Figure record listings
>>>>

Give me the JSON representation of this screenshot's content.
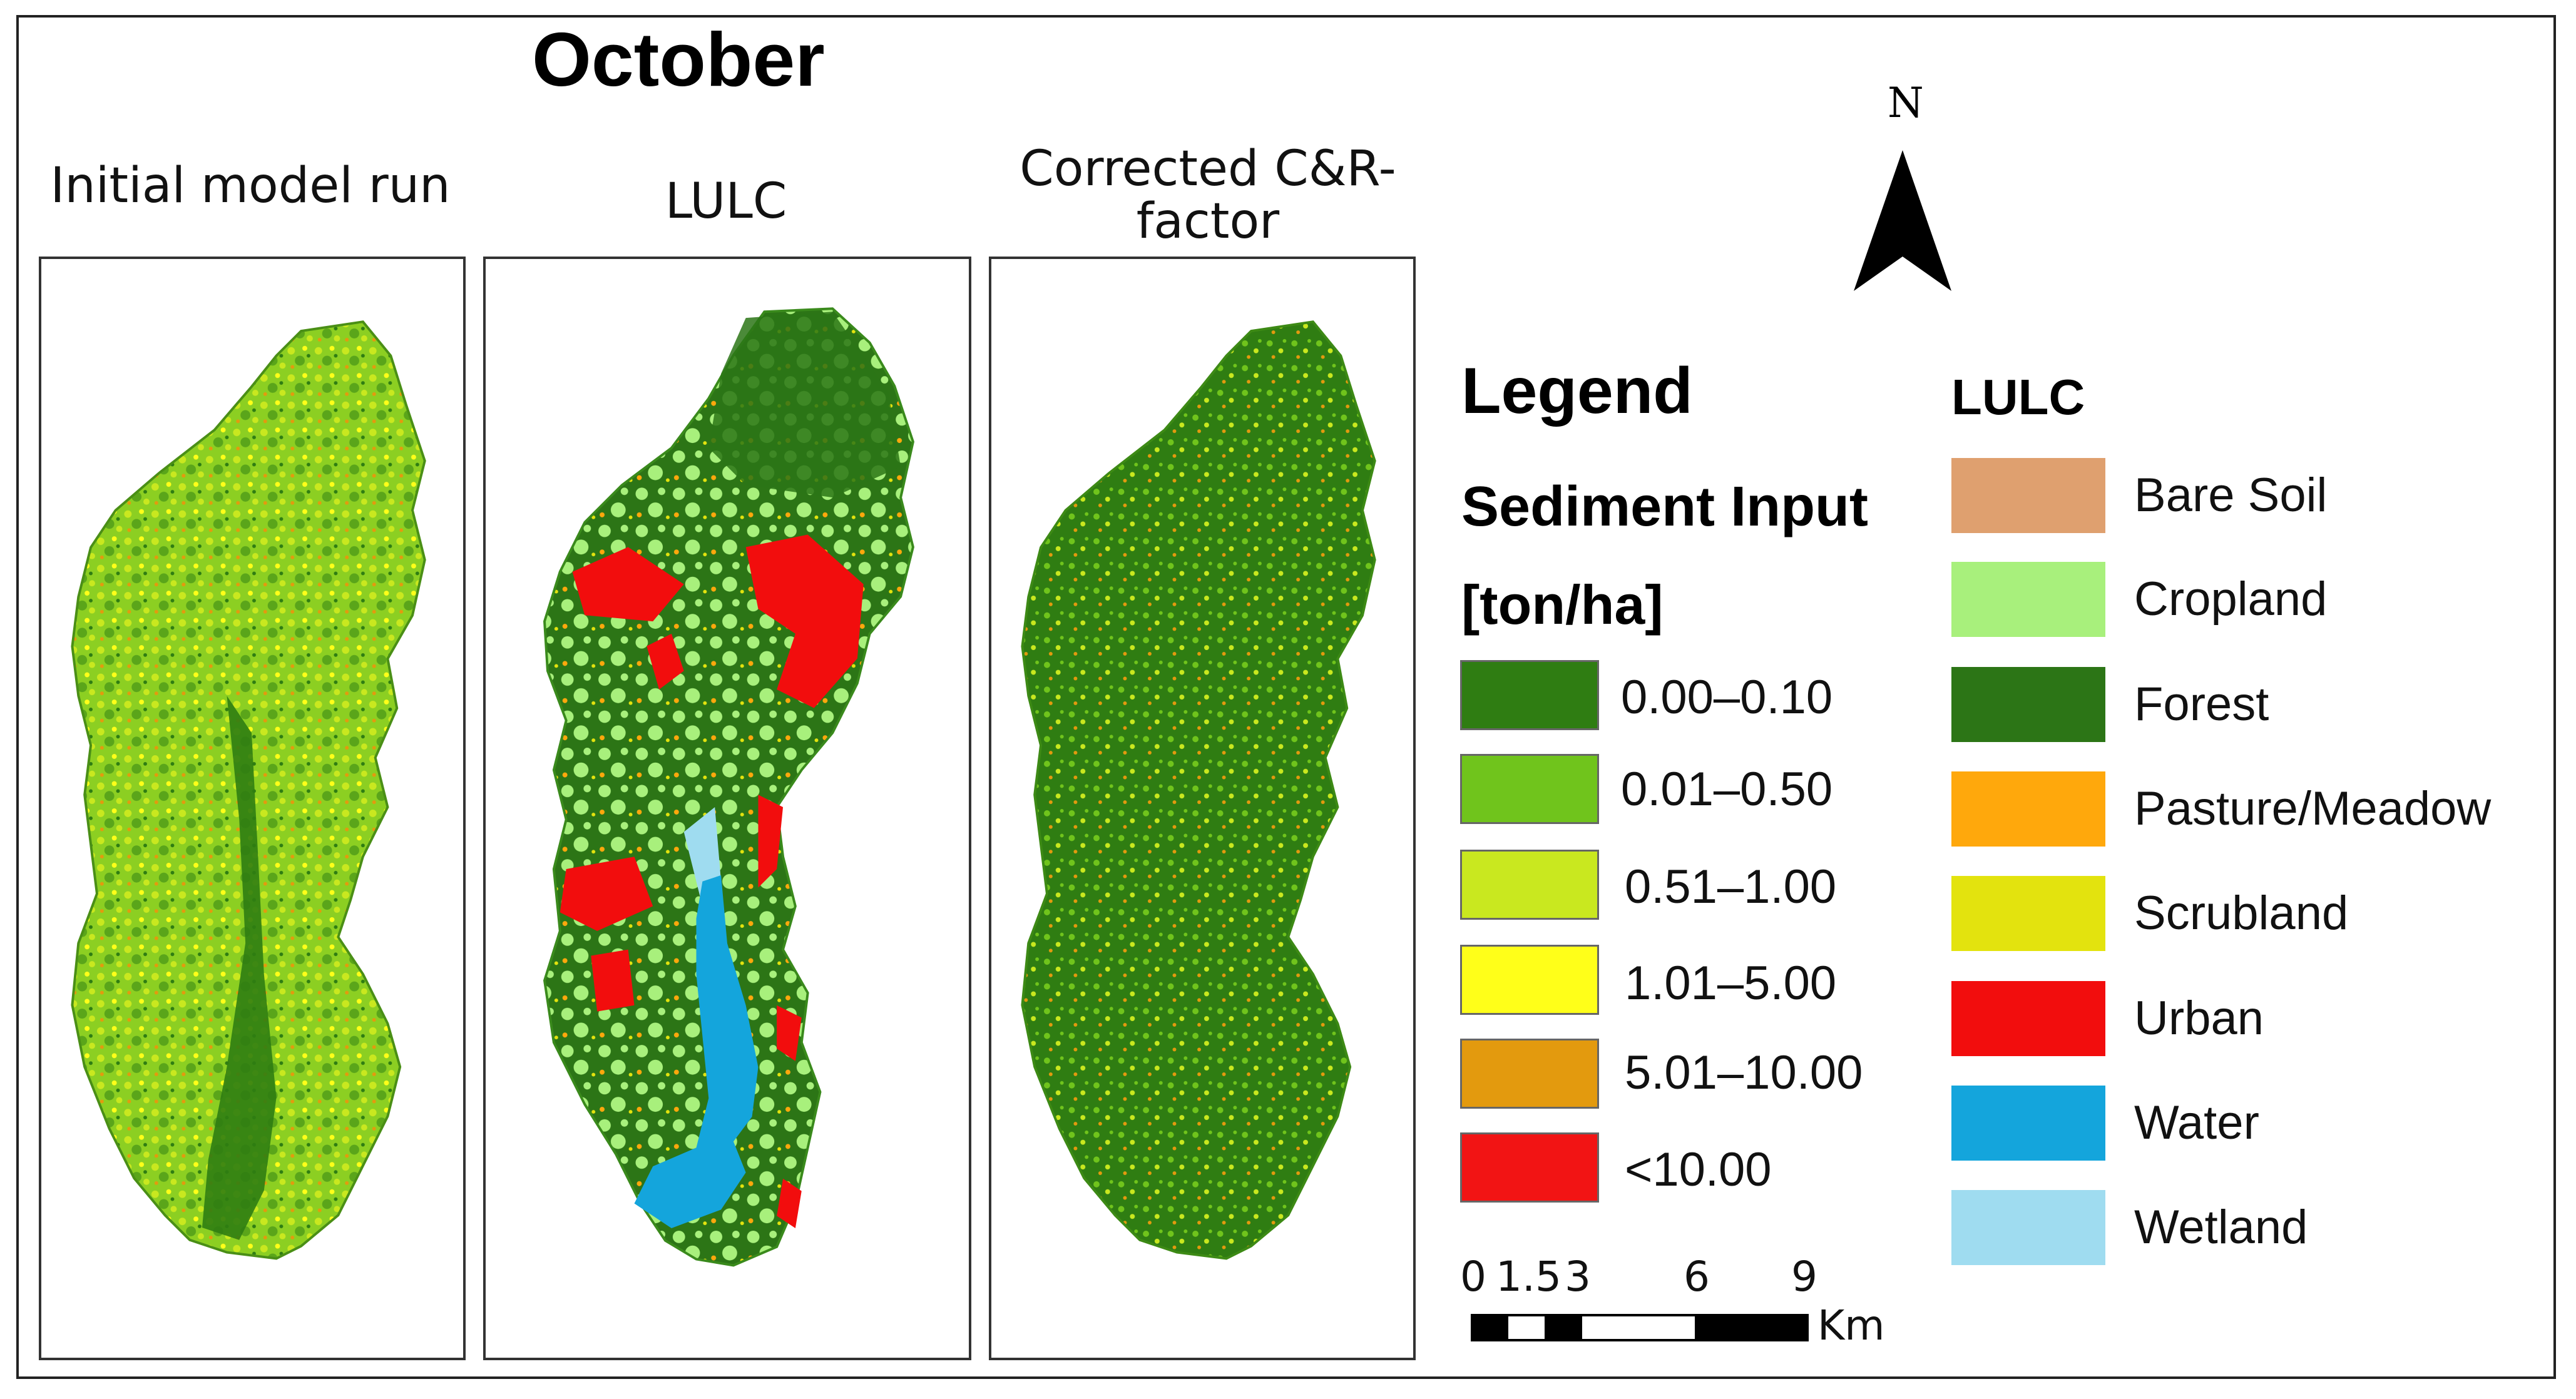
{
  "map": {
    "title": "October",
    "north_label": "N",
    "panels": [
      {
        "label": "Initial model run",
        "key": "initial"
      },
      {
        "label": "LULC",
        "key": "lulc"
      },
      {
        "label": "Corrected C&R-factor",
        "key": "corrected"
      }
    ]
  },
  "legend": {
    "title": "Legend",
    "sediment_title": "Sediment Input",
    "sediment_unit": "[ton/ha]",
    "sediment_classes": [
      {
        "label": "0.00–0.10",
        "color": "#2f7d12"
      },
      {
        "label": "0.01–0.50",
        "color": "#70c41c"
      },
      {
        "label": "0.51–1.00",
        "color": "#c9e81f"
      },
      {
        "label": "1.01–5.00",
        "color": "#ffff19"
      },
      {
        "label": "5.01–10.00",
        "color": "#e39a0e"
      },
      {
        "label": "<10.00",
        "color": "#f21414"
      }
    ],
    "lulc_title": "LULC",
    "lulc_classes": [
      {
        "label": "Bare Soil",
        "color": "#dfa06f"
      },
      {
        "label": "Cropland",
        "color": "#a8f07c"
      },
      {
        "label": "Forest",
        "color": "#2c7516"
      },
      {
        "label": "Pasture/Meadow",
        "color": "#ffa80c"
      },
      {
        "label": "Scrubland",
        "color": "#e3e30e"
      },
      {
        "label": "Urban",
        "color": "#f20d0d"
      },
      {
        "label": "Water",
        "color": "#14a5dc"
      },
      {
        "label": "Wetland",
        "color": "#9fdcf0"
      }
    ]
  },
  "scale_bar": {
    "ticks": [
      "0",
      "1.5",
      "3",
      "6",
      "9"
    ],
    "unit": "Km"
  }
}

<<<<

Restate the full listing verbatim and drop every picture.

:: SOLUTION TO THE EXERCISE ::
Give me the JSON representation of this screenshot's content.
{
  "map": {
    "title": "October",
    "north_label": "N",
    "panels": [
      {
        "label": "Initial model run",
        "key": "initial"
      },
      {
        "label": "LULC",
        "key": "lulc"
      },
      {
        "label": "Corrected C&R-factor",
        "key": "corrected"
      }
    ]
  },
  "legend": {
    "title": "Legend",
    "sediment_title": "Sediment Input",
    "sediment_unit": "[ton/ha]",
    "sediment_classes": [
      {
        "label": "0.00–0.10",
        "color": "#2f7d12"
      },
      {
        "label": "0.01–0.50",
        "color": "#70c41c"
      },
      {
        "label": "0.51–1.00",
        "color": "#c9e81f"
      },
      {
        "label": "1.01–5.00",
        "color": "#ffff19"
      },
      {
        "label": "5.01–10.00",
        "color": "#e39a0e"
      },
      {
        "label": "<10.00",
        "color": "#f21414"
      }
    ],
    "lulc_title": "LULC",
    "lulc_classes": [
      {
        "label": "Bare Soil",
        "color": "#dfa06f"
      },
      {
        "label": "Cropland",
        "color": "#a8f07c"
      },
      {
        "label": "Forest",
        "color": "#2c7516"
      },
      {
        "label": "Pasture/Meadow",
        "color": "#ffa80c"
      },
      {
        "label": "Scrubland",
        "color": "#e3e30e"
      },
      {
        "label": "Urban",
        "color": "#f20d0d"
      },
      {
        "label": "Water",
        "color": "#14a5dc"
      },
      {
        "label": "Wetland",
        "color": "#9fdcf0"
      }
    ]
  },
  "scale_bar": {
    "ticks": [
      "0",
      "1.5",
      "3",
      "6",
      "9"
    ],
    "unit": "Km"
  }
}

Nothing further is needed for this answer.